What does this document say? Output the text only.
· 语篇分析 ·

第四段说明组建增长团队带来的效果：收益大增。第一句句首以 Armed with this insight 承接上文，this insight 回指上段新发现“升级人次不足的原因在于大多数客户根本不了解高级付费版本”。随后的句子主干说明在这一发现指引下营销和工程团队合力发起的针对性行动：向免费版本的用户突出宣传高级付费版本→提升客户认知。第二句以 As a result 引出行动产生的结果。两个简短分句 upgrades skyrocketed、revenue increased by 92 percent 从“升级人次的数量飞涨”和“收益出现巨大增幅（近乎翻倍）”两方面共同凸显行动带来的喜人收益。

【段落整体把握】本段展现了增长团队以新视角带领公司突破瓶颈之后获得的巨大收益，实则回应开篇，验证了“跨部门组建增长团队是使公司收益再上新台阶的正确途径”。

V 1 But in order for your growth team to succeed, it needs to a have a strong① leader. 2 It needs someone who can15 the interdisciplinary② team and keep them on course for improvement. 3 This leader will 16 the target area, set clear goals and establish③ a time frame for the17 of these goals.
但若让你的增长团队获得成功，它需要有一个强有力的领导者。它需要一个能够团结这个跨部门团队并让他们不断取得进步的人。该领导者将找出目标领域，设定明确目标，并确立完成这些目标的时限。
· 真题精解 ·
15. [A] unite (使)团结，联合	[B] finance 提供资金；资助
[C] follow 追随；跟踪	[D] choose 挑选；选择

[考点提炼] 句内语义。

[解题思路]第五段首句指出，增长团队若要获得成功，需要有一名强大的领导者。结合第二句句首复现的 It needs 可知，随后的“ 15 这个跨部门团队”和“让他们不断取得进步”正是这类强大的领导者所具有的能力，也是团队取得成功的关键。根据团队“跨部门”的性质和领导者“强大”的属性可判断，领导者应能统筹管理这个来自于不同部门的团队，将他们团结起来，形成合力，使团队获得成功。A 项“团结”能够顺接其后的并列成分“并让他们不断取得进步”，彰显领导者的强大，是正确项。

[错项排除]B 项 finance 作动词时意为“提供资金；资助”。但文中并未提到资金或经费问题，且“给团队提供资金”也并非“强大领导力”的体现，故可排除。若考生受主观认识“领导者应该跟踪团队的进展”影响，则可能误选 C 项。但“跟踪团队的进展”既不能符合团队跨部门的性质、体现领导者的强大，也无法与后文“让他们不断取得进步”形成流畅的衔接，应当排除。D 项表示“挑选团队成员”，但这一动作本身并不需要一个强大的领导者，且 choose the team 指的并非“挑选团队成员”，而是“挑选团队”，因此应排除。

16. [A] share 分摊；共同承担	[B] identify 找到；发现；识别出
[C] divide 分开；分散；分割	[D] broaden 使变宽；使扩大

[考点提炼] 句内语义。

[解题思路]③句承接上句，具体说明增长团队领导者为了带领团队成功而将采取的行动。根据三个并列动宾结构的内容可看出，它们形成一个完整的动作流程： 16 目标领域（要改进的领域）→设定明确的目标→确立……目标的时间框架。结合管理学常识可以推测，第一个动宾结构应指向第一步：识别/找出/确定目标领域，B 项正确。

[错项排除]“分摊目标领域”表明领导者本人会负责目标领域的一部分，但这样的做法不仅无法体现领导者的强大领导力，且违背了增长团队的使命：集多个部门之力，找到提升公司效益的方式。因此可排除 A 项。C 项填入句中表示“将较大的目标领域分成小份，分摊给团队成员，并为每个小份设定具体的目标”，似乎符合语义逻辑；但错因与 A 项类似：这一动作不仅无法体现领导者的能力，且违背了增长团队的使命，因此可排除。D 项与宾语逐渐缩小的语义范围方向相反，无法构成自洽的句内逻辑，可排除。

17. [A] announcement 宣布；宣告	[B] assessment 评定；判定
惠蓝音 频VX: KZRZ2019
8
* * *
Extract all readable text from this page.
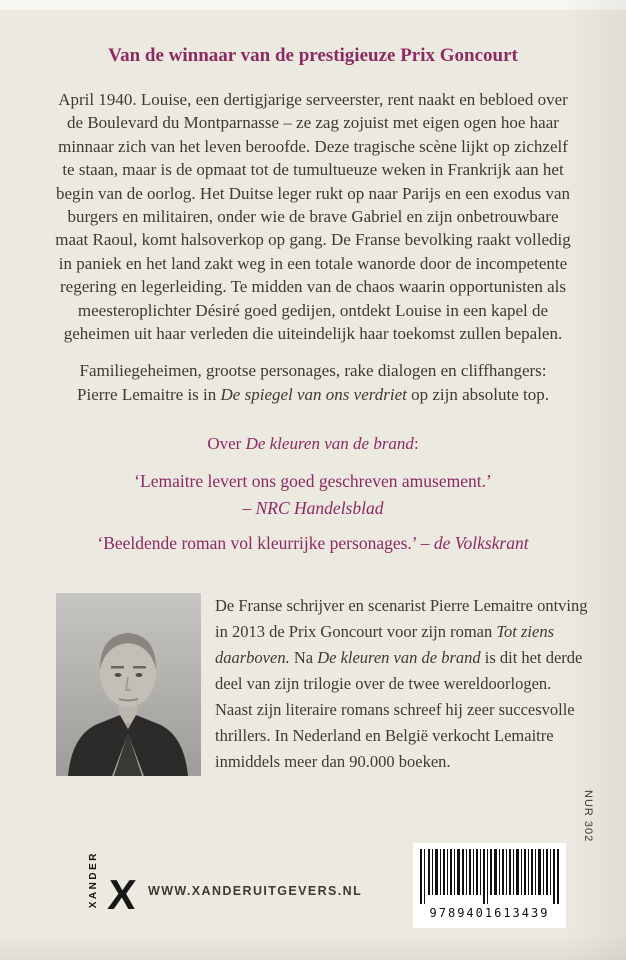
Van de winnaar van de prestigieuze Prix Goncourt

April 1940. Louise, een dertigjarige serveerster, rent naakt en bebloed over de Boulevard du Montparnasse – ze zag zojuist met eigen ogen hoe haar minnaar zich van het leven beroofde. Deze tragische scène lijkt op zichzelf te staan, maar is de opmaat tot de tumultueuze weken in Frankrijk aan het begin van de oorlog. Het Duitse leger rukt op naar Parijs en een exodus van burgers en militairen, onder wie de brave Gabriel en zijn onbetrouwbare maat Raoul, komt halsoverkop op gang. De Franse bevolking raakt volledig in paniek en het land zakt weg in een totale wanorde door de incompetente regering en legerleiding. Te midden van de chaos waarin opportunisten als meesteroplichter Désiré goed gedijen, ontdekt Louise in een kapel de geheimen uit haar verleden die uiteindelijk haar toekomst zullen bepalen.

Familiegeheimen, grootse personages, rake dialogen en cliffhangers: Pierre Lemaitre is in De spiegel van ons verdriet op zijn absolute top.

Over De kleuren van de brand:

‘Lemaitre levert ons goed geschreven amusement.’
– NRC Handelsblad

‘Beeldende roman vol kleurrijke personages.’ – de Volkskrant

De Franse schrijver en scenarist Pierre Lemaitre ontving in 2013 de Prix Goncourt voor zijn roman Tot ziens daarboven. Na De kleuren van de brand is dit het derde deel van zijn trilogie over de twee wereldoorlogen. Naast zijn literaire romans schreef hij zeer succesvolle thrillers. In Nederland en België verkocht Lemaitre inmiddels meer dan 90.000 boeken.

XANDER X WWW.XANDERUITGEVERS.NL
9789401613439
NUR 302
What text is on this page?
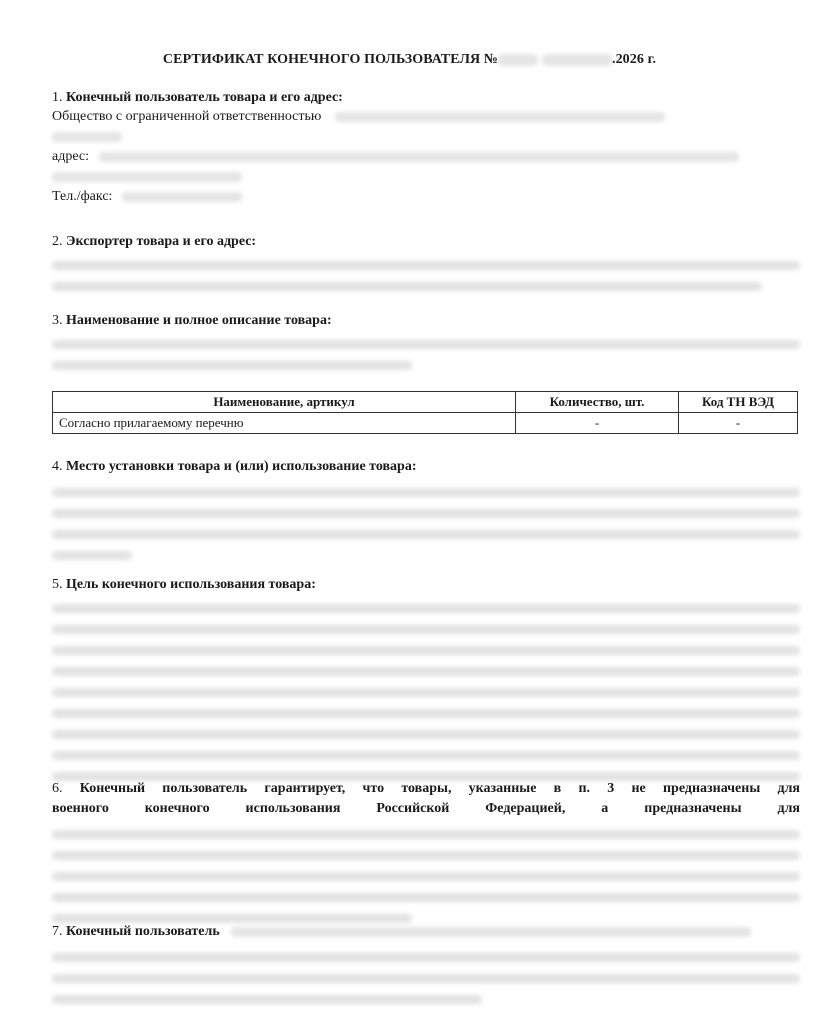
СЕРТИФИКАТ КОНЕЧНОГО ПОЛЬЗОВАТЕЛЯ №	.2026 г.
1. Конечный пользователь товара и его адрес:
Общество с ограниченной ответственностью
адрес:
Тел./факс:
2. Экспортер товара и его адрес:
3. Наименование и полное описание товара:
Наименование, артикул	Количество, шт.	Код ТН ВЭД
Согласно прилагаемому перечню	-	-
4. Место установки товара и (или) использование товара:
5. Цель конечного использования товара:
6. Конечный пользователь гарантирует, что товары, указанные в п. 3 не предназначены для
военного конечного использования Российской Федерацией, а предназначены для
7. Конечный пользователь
* * *
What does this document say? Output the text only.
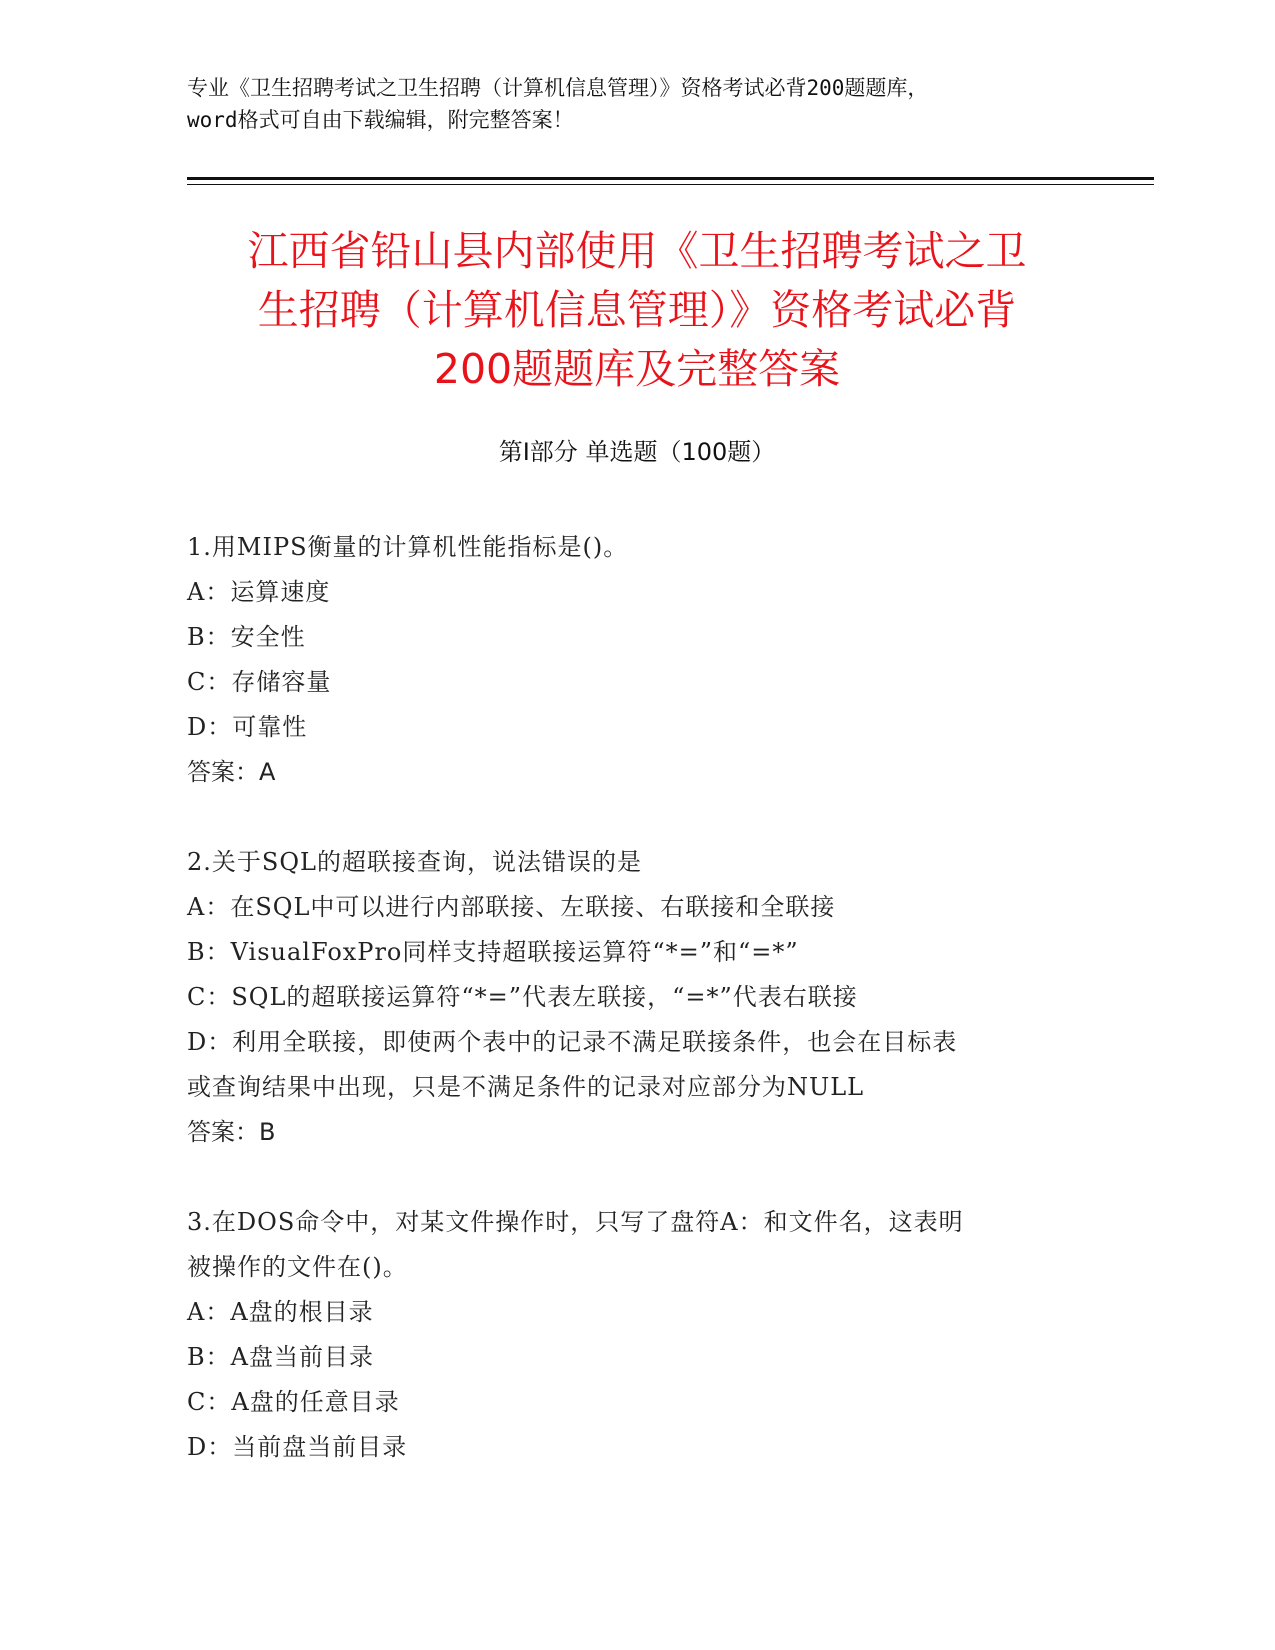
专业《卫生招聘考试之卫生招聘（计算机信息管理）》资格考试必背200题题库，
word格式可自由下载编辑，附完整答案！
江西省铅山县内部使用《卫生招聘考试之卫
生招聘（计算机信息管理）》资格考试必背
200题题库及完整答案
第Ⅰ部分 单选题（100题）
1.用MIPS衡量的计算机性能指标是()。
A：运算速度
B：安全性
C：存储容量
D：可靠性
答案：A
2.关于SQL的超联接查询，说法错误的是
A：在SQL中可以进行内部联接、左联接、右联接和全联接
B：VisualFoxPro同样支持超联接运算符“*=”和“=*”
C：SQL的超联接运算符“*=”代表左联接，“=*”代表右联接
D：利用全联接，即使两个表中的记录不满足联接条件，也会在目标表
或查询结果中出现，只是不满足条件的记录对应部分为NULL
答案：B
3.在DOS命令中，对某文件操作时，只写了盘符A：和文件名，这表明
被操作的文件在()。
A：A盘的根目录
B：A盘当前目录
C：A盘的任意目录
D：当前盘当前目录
* * *
● TASK REQUIREMENTS
Determine how many lines above contain "zijn" as a word or string. Give the number alone.

● TASK RESULT
3